**Direction:**
Below is the data. Give it again, complete and exact.

*** Given data

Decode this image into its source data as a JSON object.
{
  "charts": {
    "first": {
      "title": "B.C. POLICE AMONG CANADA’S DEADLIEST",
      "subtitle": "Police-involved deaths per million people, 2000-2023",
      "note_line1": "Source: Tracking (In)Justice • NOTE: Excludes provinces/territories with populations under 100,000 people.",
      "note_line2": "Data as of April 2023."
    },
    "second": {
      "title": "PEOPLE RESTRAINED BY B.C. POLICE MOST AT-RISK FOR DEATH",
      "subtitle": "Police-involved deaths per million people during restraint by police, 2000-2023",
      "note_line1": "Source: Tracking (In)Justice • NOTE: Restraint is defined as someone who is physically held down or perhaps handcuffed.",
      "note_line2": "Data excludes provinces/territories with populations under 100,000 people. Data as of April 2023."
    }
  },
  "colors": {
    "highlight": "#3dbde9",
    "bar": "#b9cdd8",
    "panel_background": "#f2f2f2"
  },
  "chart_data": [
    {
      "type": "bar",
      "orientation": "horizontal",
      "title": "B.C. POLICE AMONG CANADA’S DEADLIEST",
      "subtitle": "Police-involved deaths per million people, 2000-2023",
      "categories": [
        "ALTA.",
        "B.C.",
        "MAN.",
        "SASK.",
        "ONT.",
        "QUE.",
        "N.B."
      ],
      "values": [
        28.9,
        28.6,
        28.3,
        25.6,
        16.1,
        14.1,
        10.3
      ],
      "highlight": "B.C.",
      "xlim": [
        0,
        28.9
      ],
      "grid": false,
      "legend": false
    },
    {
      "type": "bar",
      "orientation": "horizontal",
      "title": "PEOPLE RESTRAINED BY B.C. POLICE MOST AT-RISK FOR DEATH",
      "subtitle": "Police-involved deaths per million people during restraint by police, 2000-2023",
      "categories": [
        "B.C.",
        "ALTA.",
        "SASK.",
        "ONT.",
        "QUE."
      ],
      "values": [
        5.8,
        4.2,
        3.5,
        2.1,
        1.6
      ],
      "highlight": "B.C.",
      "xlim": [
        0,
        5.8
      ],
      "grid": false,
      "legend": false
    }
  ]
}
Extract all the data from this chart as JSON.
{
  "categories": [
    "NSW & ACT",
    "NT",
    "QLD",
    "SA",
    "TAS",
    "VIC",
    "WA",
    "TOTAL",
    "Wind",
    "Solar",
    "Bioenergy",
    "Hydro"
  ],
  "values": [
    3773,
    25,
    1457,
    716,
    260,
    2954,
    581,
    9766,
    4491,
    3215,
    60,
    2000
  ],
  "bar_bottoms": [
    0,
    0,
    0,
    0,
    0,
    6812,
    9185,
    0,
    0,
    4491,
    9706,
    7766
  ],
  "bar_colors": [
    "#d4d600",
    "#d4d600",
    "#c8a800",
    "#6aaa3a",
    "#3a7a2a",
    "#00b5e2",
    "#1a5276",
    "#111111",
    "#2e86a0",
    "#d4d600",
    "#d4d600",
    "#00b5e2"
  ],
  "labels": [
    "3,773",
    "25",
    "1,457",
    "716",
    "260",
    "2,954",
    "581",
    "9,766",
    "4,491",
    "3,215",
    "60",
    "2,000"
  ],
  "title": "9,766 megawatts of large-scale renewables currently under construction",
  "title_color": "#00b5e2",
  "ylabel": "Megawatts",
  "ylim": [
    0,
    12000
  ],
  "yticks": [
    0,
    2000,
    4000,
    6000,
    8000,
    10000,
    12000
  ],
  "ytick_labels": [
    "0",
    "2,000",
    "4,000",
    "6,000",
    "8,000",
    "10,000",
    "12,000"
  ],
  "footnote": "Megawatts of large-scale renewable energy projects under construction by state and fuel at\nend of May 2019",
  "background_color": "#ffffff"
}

******

**Task response:**
Decode this image into its source data as a JSON object.
{
  "charts": {
    "first": {
      "title": "B.C. POLICE AMONG CANADA’S DEADLIEST",
      "subtitle": "Police-involved deaths per million people, 2000-2023",
      "note_line1": "Source: Tracking (In)Justice • NOTE: Excludes provinces/territories with populations under 100,000 people.",
      "note_line2": "Data as of April 2023."
    },
    "second": {
      "title": "PEOPLE RESTRAINED BY B.C. POLICE MOST AT-RISK FOR DEATH",
      "subtitle": "Police-involved deaths per million people during restraint by police, 2000-2023",
      "note_line1": "Source: Tracking (In)Justice • NOTE: Restraint is defined as someone who is physically held down or perhaps handcuffed.",
      "note_line2": "Data excludes provinces/territories with populations under 100,000 people. Data as of April 2023."
    }
  },
  "colors": {
    "highlight": "#3dbde9",
    "bar": "#b9cdd8",
    "panel_background": "#f2f2f2"
  },
  "chart_data": [
    {
      "type": "bar",
      "orientation": "horizontal",
      "title": "B.C. POLICE AMONG CANADA’S DEADLIEST",
      "subtitle": "Police-involved deaths per million people, 2000-2023",
      "categories": [
        "ALTA.",
        "B.C.",
        "MAN.",
        "SASK.",
        "ONT.",
        "QUE.",
        "N.B."
      ],
      "values": [
        28.9,
        28.6,
        28.3,
        25.6,
        16.1,
        14.1,
        10.3
      ],
      "highlight": "B.C.",
      "xlim": [
        0,
        28.9
      ],
      "grid": false,
      "legend": false
    },
    {
      "type": "bar",
      "orientation": "horizontal",
      "title": "PEOPLE RESTRAINED BY B.C. POLICE MOST AT-RISK FOR DEATH",
      "subtitle": "Police-involved deaths per million people during restraint by police, 2000-2023",
      "categories": [
        "B.C.",
        "ALTA.",
        "SASK.",
        "ONT.",
        "QUE."
      ],
      "values": [
        5.8,
        4.2,
        3.5,
        2.1,
        1.6
      ],
      "highlight": "B.C.",
      "xlim": [
        0,
        5.8
      ],
      "grid": false,
      "legend": false
    }
  ]
}
Extract all the data from this chart as JSON.
{
  "categories": [
    "NSW & ACT",
    "NT",
    "QLD",
    "SA",
    "TAS",
    "VIC",
    "WA",
    "TOTAL",
    "Wind",
    "Solar",
    "Bioenergy",
    "Hydro"
  ],
  "values": [
    3773,
    25,
    1457,
    716,
    260,
    2954,
    581,
    9766,
    4491,
    3215,
    60,
    2000
  ],
  "bar_bottoms": [
    0,
    0,
    0,
    0,
    0,
    6812,
    9185,
    0,
    0,
    4491,
    9706,
    7766
  ],
  "bar_colors": [
    "#d4d600",
    "#d4d600",
    "#c8a800",
    "#6aaa3a",
    "#3a7a2a",
    "#00b5e2",
    "#1a5276",
    "#111111",
    "#2e86a0",
    "#d4d600",
    "#d4d600",
    "#00b5e2"
  ],
  "labels": [
    "3,773",
    "25",
    "1,457",
    "716",
    "260",
    "2,954",
    "581",
    "9,766",
    "4,491",
    "3,215",
    "60",
    "2,000"
  ],
  "title": "9,766 megawatts of large-scale renewables currently under construction",
  "title_color": "#00b5e2",
  "ylabel": "Megawatts",
  "ylim": [
    0,
    12000
  ],
  "yticks": [
    0,
    2000,
    4000,
    6000,
    8000,
    10000,
    12000
  ],
  "ytick_labels": [
    "0",
    "2,000",
    "4,000",
    "6,000",
    "8,000",
    "10,000",
    "12,000"
  ],
  "footnote": "Megawatts of large-scale renewable energy projects under construction by state and fuel at\nend of May 2019",
  "background_color": "#ffffff"
}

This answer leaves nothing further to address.